▶ _Your goal_
Write out all of the entries that follow, word for word, but skip the pictures.
# Start of Data for this exercise
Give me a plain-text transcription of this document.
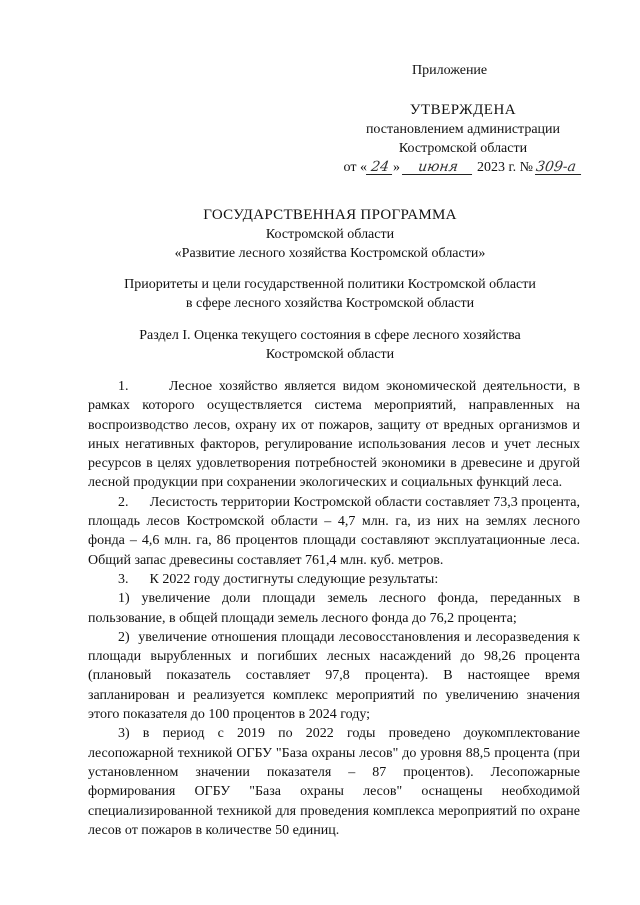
Приложение
УТВЕРЖДЕНА
постановлением администрации
Костромской области
от « 24 » июня 2023 г. № 309-а
ГОСУДАРСТВЕННАЯ ПРОГРАММА
Костромской области
«Развитие лесного хозяйства Костромской области»
Приоритеты и цели государственной политики Костромской области
в сфере лесного хозяйства Костромской области
Раздел I. Оценка текущего состояния в сфере лесного хозяйства
Костромской области

1.      Лесное хозяйство является видом экономической деятельности, в рамках которого осуществляется система мероприятий, направленных на воспроизводство лесов, охрану их от пожаров, защиту от вредных организмов и иных негативных факторов, регулирование использования лесов и учет лесных ресурсов в целях удовлетворения потребностей экономики в древесине и другой лесной продукции при сохранении экологических и социальных функций леса.

2.      Лесистость территории Костромской области составляет 73,3 процента, площадь лесов Костромской области – 4,7 млн. га, из них на землях лесного фонда – 4,6 млн. га, 86 процентов площади составляют эксплуатационные леса. Общий запас древесины составляет 761,4 млн. куб. метров.

3.      К 2022 году достигнуты следующие результаты:

1) увеличение доли площади земель лесного фонда, переданных в пользование, в общей площади земель лесного фонда до 76,2 процента;

2)  увеличение отношения площади лесовосстановления и лесоразведения к площади вырубленных и погибших лесных насаждений до 98,26 процента (плановый показатель составляет 97,8 процента). В настоящее время запланирован и реализуется комплекс мероприятий по увеличению значения этого показателя до 100 процентов в 2024 году;

3) в период с 2019 по 2022 годы проведено доукомплектование лесопожарной техникой ОГБУ "База охраны лесов" до уровня 88,5 процента (при установленном значении показателя – 87 процентов). Лесопожарные формирования ОГБУ "База охраны лесов" оснащены необходимой специализированной техникой для проведения комплекса мероприятий по охране лесов от пожаров в количестве 50 единиц.
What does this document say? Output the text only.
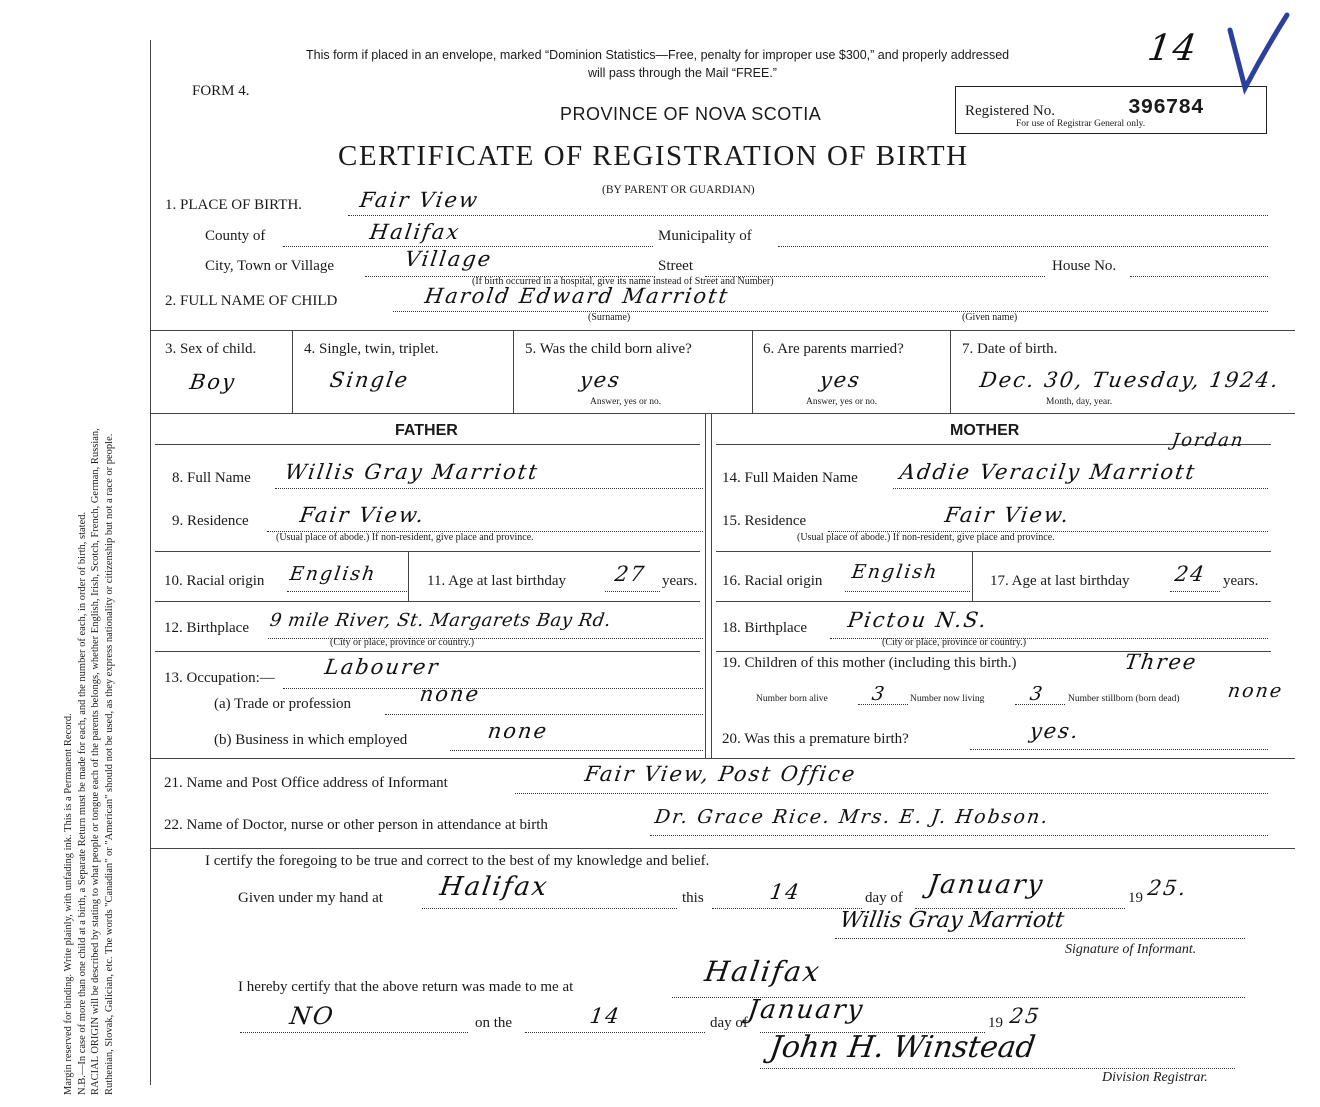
Margin reserved for binding. Write plainly, with unfading ink. This is a Permanent Record. N.B.—In case of more than one child at a birth, a Separate Return must be made for each, and the number of each, in order of birth, stated. RACIAL ORIGIN will be described by stating to what people or tongue each of the parents belongs, whether English, Irish, Scotch, French, German, Russian, Ruthenian, Slovak, Galician, etc. The words "Canadian" or "American" should not be used, as they express nationality or citizenship but not a race or people.
This form if placed in an envelope, marked “Dominion Statistics—Free, penalty for improper use $300,” and properly addressed
will pass through the Mail “FREE.”
FORM 4.
PROVINCE OF NOVA SCOTIA
CERTIFICATE OF REGISTRATION OF BIRTH
(BY PARENT OR GUARDIAN)
Registered No.	396784
For use of Registrar General only.
14
1. PLACE OF BIRTH.	Fair View
County of	Halifax	Municipality of
City, Town or Village	Village	Street	House No.
(If birth occurred in a hospital, give its name instead of Street and Number)
2. FULL NAME OF CHILD	Harold Edward Marriott
(Surname)	(Given name)
3. Sex of child.
Boy
4. Single, twin, triplet.
Single
5. Was the child born alive?
yes
Answer, yes or no.
6. Are parents married?
yes
Answer, yes or no.
7. Date of birth.
Dec. 30, Tuesday, 1924.
Month, day, year.
FATHER	MOTHER
8. Full Name Willis Gray Marriott
9. Residence Fair View.
(Usual place of abode.) If non-resident, give place and province.
10. Racial origin English	11. Age at last birthday 27 years.
12. Birthplace 9 mile River, St. Margarets Bay Rd.
(City or place, province or country.)
13. Occupation:— Labourer
(a) Trade or profession	none
(b) Business in which employed	none
14. Full Maiden Name Addie Veracily Marriott
Jordan
15. Residence	Fair View.
(Usual place of abode.) If non-resident, give place and province.
16. Racial origin English	17. Age at last birthday 24 years.
18. Birthplace Pictou N.S.
(City or place, province or country.)
19. Children of this mother (including this birth.)	Three
Number born alive 3 Number now living 3 Number stillborn (born dead) none
20. Was this a premature birth?	yes.
21. Name and Post Office address of Informant	Fair View, Post Office
22. Name of Doctor, nurse or other person in attendance at birth	Dr. Grace Rice. Mrs. E. J. Hobson.
I certify the foregoing to be true and correct to the best of my knowledge and belief.
Given under my hand at Halifax	this	14	day of January	19 25.
Willis Gray Marriott
Signature of Informant.
I hereby certify that the above return was made to me at	Halifax
NO	on the	14	day of
January	19 25
John H. Winstead
Division Registrar.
# End of Data for this exercise
▶ _Answer for this exercise_
Give me a plain-text transcription of this document.
Приложение
УТВЕРЖДЕНА
постановлением администрации
Костромской области
от « 24 » июня 2023 г. № 309-а
ГОСУДАРСТВЕННАЯ ПРОГРАММА
Костромской области
«Развитие лесного хозяйства Костромской области»
Приоритеты и цели государственной политики Костромской области
в сфере лесного хозяйства Костромской области
Раздел I. Оценка текущего состояния в сфере лесного хозяйства
Костромской области

1.      Лесное хозяйство является видом экономической деятельности, в рамках которого осуществляется система мероприятий, направленных на воспроизводство лесов, охрану их от пожаров, защиту от вредных организмов и иных негативных факторов, регулирование использования лесов и учет лесных ресурсов в целях удовлетворения потребностей экономики в древесине и другой лесной продукции при сохранении экологических и социальных функций леса.

2.      Лесистость территории Костромской области составляет 73,3 процента, площадь лесов Костромской области – 4,7 млн. га, из них на землях лесного фонда – 4,6 млн. га, 86 процентов площади составляют эксплуатационные леса. Общий запас древесины составляет 761,4 млн. куб. метров.

3.      К 2022 году достигнуты следующие результаты:

1) увеличение доли площади земель лесного фонда, переданных в пользование, в общей площади земель лесного фонда до 76,2 процента;

2)  увеличение отношения площади лесовосстановления и лесоразведения к площади вырубленных и погибших лесных насаждений до 98,26 процента (плановый показатель составляет 97,8 процента). В настоящее время запланирован и реализуется комплекс мероприятий по увеличению значения этого показателя до 100 процентов в 2024 году;

3) в период с 2019 по 2022 годы проведено доукомплектование лесопожарной техникой ОГБУ "База охраны лесов" до уровня 88,5 процента (при установленном значении показателя – 87 процентов). Лесопожарные формирования ОГБУ "База охраны лесов" оснащены необходимой специализированной техникой для проведения комплекса мероприятий по охране лесов от пожаров в количестве 50 единиц.
What does this document say? Output the text only.
Margin reserved for binding. Write plainly, with unfading ink. This is a Permanent Record. N.B.—In case of more than one child at a birth, a Separate Return must be made for each, and the number of each, in order of birth, stated. RACIAL ORIGIN will be described by stating to what people or tongue each of the parents belongs, whether English, Irish, Scotch, French, German, Russian, Ruthenian, Slovak, Galician, etc. The words "Canadian" or "American" should not be used, as they express nationality or citizenship but not a race or people.
This form if placed in an envelope, marked “Dominion Statistics—Free, penalty for improper use $300,” and properly addressed
will pass through the Mail “FREE.”
FORM 4.
PROVINCE OF NOVA SCOTIA
CERTIFICATE OF REGISTRATION OF BIRTH
(BY PARENT OR GUARDIAN)
Registered No.	396784
For use of Registrar General only.
14
1. PLACE OF BIRTH.	Fair View
County of	Halifax	Municipality of
City, Town or Village	Village	Street	House No.
(If birth occurred in a hospital, give its name instead of Street and Number)
2. FULL NAME OF CHILD	Harold Edward Marriott
(Surname)	(Given name)
3. Sex of child.
Boy
4. Single, twin, triplet.
Single
5. Was the child born alive?
yes
Answer, yes or no.
6. Are parents married?
yes
Answer, yes or no.
7. Date of birth.
Dec. 30, Tuesday, 1924.
Month, day, year.
FATHER	MOTHER
8. Full Name Willis Gray Marriott
9. Residence Fair View.
(Usual place of abode.) If non-resident, give place and province.
10. Racial origin English	11. Age at last birthday 27 years.
12. Birthplace 9 mile River, St. Margarets Bay Rd.
(City or place, province or country.)
13. Occupation:— Labourer
(a) Trade or profession	none
(b) Business in which employed	none
14. Full Maiden Name Addie Veracily Marriott
Jordan
15. Residence	Fair View.
(Usual place of abode.) If non-resident, give place and province.
16. Racial origin English	17. Age at last birthday 24 years.
18. Birthplace Pictou N.S.
(City or place, province or country.)
19. Children of this mother (including this birth.)	Three
Number born alive 3 Number now living 3 Number stillborn (born dead) none
20. Was this a premature birth?	yes.
21. Name and Post Office address of Informant	Fair View, Post Office
22. Name of Doctor, nurse or other person in attendance at birth	Dr. Grace Rice. Mrs. E. J. Hobson.
I certify the foregoing to be true and correct to the best of my knowledge and belief.
Given under my hand at Halifax	this	14	day of January	19 25.
Willis Gray Marriott
Signature of Informant.
I hereby certify that the above return was made to me at	Halifax
NO	on the	14	day of
January	19 25
John H. Winstead
Division Registrar.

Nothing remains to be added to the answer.